• Data excerpts:

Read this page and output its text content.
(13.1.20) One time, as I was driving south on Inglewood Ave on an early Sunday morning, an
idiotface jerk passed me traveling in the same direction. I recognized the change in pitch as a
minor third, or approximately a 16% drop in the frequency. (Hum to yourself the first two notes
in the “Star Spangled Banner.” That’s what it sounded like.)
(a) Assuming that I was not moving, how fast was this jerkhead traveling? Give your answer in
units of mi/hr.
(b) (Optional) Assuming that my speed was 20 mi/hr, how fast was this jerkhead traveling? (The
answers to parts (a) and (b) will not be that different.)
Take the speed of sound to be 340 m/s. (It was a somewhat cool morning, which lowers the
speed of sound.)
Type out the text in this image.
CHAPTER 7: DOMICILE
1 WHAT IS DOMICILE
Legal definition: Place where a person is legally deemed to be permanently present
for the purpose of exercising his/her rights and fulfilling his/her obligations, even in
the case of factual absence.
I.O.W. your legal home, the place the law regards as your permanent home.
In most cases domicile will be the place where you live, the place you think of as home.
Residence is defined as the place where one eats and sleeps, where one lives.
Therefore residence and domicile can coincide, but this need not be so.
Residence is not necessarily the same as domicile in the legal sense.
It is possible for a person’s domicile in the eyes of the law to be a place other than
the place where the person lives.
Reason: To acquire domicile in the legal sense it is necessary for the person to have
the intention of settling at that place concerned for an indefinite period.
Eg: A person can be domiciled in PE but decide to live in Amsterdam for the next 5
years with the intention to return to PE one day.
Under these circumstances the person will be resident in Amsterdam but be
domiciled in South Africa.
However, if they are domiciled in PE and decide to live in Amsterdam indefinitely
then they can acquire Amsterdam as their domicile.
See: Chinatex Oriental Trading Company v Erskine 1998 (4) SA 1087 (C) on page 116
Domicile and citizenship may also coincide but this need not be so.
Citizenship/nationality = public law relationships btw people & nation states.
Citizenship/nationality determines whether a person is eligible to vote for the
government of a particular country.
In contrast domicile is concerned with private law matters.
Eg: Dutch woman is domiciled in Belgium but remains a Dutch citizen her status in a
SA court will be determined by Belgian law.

• The problem: Look for the word "sense" and return every line where it occurs.

• Exercise solution:
Residence is not necessarily the same as domicile in the legal sense.
Reason: To acquire domicile in the legal sense it is necessary for the person to have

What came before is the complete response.